# EXTRACT TO READ start
Against the said judgment of the High Court, the convicted
accused have preferred the above noted criminal appeals.
This Court, while entertaining the above appeal, issued suo
motu rule for enhancement of sentence of life imprisonment
to death sentence in regard to accused persons Bacha Rai,
Banka Rai and Durbal Rai who were three of the four persons
sentenced to death by the trial court. The prosecution case
as narrated in the courts below stated briefly is as follows
:-
PW-16 Rajendra Rai son of one of the deceased, namely,
Jaimangal Rai lodged a complaint Ext.5 in Police Station
Chhauradano, alleging that about 100 to 150 persons came to
the Village Murli on the evening of 4th of August, 1990
armed with deadly weapons like Kharia, Pharsa, Garasa, guns,
rifles, sword, lathi etc. and caused the death of Jaimangal
Rai, Jatan Sah and Sheo Bachan and caused grievous hurt to
Amir Rai and also caused hurt to Ram Naresh Rai and Mauna
Devi. Based on the above complaint, the concerned police
registered a case under Section 147, 148, 149, 302, 307,
323, 324, 326, 307, 302, 380 IPC and Section 27 of the Arms
Act against the 35 accused persons named by the informant in
his complaint. After investigation a charge-sheet for the
above offences including an offence under Section 452 of the
IPC was laid and the accused so charge-sheeted were
committed for trial in the Court of Sessions. The
prosecution in support of its case has examined 17 witnesses
in all, they are PW-1 to PW-17. In the statement under
Section 313 of the Criminal Procedure Code, some of the
accused denied the allegation in total while some have
specifically stated that they were falsely implicated
because they had made certain allegations of black marketing
in sugar against some of the prosecution witnesses. We are
informed that out of the 21 appellants in the above appeals,
appellants Chhota Rai and Krishna Rai who have been shown at
serial Nos.11 and 15 respectively in Criminal Appeal
No.285/92 before the High Court have absconded from jail
while serving the sentence imposed on them. Therefore, we
deem it appropriate that their name be deleted from the
array of appellants and their appeal stands dismissed.
# EXTRACT TO READ end
# LISTED RECORDS start
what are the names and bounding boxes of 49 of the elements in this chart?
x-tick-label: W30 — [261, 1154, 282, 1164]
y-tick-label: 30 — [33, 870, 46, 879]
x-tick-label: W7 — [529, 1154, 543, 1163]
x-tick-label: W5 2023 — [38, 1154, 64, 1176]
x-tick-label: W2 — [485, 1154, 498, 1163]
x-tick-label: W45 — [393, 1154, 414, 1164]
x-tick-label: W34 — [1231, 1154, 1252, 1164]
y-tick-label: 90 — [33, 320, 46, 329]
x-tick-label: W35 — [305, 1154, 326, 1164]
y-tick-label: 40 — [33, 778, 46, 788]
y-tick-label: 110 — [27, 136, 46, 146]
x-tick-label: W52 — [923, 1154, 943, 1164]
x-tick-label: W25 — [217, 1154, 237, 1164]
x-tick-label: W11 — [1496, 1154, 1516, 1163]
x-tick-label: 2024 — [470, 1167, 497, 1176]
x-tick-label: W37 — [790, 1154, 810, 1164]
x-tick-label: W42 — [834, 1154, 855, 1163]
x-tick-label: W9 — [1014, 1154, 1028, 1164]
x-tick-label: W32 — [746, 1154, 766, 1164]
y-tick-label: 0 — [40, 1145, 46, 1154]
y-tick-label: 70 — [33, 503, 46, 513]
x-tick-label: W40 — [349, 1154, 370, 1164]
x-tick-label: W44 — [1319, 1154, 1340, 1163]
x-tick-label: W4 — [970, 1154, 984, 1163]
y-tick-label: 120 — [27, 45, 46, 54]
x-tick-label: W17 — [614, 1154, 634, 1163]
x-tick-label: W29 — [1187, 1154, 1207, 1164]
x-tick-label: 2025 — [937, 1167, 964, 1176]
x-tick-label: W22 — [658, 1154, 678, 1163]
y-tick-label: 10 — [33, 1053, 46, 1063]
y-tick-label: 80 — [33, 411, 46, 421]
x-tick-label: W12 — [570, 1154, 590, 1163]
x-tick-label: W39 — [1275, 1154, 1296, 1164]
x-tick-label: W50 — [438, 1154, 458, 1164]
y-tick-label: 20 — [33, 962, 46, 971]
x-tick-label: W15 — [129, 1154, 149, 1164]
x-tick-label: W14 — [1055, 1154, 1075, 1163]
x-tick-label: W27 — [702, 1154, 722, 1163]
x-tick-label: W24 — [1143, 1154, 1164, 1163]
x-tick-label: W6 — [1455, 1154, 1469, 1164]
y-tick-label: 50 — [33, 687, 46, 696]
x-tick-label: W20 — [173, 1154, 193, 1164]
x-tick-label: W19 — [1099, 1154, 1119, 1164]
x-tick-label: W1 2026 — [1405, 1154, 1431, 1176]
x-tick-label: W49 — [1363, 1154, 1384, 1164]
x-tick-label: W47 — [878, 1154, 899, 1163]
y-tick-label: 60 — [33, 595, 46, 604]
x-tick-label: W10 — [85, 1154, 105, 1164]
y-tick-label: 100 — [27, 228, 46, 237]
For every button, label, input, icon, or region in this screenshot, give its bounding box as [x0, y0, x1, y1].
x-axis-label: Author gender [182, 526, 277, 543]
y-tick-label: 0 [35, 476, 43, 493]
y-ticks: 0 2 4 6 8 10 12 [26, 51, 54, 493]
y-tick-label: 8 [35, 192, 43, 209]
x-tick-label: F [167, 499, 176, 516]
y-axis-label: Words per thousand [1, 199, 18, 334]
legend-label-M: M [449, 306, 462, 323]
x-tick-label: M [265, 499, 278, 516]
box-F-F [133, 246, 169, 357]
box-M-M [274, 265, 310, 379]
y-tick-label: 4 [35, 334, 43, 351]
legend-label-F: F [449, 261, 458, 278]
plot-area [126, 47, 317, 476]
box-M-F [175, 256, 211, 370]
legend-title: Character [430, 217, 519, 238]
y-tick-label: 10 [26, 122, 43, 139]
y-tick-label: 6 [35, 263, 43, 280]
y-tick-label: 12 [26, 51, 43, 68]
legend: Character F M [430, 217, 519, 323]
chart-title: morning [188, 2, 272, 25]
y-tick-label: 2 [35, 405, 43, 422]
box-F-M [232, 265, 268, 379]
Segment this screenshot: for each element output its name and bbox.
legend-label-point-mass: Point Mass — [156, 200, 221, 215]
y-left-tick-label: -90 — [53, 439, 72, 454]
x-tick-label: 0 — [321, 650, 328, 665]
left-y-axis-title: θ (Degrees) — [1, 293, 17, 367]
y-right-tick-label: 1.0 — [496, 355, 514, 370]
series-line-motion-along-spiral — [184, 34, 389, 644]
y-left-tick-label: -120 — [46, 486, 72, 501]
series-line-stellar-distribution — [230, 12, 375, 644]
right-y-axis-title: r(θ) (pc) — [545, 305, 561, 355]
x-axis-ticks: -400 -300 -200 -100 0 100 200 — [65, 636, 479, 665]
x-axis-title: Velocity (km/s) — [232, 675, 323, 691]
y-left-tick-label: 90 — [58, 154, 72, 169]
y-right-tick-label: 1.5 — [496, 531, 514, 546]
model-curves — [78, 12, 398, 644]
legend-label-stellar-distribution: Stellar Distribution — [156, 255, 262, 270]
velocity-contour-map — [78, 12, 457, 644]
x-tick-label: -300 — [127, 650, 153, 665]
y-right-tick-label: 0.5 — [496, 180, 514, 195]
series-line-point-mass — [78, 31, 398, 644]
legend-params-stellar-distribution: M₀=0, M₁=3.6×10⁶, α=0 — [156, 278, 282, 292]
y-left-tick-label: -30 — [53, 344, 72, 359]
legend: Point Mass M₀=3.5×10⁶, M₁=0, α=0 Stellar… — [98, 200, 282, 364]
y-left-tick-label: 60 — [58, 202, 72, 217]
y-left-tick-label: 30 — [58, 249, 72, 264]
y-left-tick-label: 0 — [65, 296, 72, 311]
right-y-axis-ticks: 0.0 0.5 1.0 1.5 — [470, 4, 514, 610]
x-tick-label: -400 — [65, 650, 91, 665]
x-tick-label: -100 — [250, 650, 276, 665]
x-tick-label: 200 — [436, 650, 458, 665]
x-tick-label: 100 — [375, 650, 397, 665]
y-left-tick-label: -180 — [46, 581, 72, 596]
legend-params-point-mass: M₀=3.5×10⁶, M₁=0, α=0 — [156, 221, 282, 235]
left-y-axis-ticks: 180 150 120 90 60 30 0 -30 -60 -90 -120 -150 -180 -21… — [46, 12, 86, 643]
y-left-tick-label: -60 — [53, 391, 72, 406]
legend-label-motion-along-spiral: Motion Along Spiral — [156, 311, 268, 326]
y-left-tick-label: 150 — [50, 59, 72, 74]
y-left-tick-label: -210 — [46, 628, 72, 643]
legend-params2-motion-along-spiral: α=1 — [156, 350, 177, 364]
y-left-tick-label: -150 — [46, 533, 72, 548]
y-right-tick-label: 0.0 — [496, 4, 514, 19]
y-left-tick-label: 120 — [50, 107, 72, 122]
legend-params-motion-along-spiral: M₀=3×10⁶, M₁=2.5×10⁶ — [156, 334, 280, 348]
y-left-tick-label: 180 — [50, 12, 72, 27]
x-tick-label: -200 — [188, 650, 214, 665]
# LISTED RECORDS end
:: WHAT IS ASKED ::
- 1) According to the judgment excerpt, how many witnesses did the prosecution examine in support of its case?
- 2) Rewrite the listing from its first line through the line containing "y-tick-label: 0 — [40, 1145, 46, 1154]", replacing "x-tick-label" with "x-axis-label" throughout and leaving everything else unchanged.

:: SOLVED PROBLEMS ::
- 1) Seventeen witnesses, PW-1 to PW-17.

- 2)
what are the names and bounding boxes of 49 of the elements in this chart?
x-axis-label: W30 — [261, 1154, 282, 1164]
y-tick-label: 30 — [33, 870, 46, 879]
x-axis-label: W7 — [529, 1154, 543, 1163]
x-axis-label: W5 2023 — [38, 1154, 64, 1176]
x-axis-label: W2 — [485, 1154, 498, 1163]
x-axis-label: W45 — [393, 1154, 414, 1164]
x-axis-label: W34 — [1231, 1154, 1252, 1164]
y-tick-label: 90 — [33, 320, 46, 329]
x-axis-label: W35 — [305, 1154, 326, 1164]
y-tick-label: 40 — [33, 778, 46, 788]
y-tick-label: 110 — [27, 136, 46, 146]
x-axis-label: W52 — [923, 1154, 943, 1164]
x-axis-label: W25 — [217, 1154, 237, 1164]
x-axis-label: W11 — [1496, 1154, 1516, 1163]
x-axis-label: 2024 — [470, 1167, 497, 1176]
x-axis-label: W37 — [790, 1154, 810, 1164]
x-axis-label: W42 — [834, 1154, 855, 1163]
x-axis-label: W9 — [1014, 1154, 1028, 1164]
x-axis-label: W32 — [746, 1154, 766, 1164]
y-tick-label: 0 — [40, 1145, 46, 1154]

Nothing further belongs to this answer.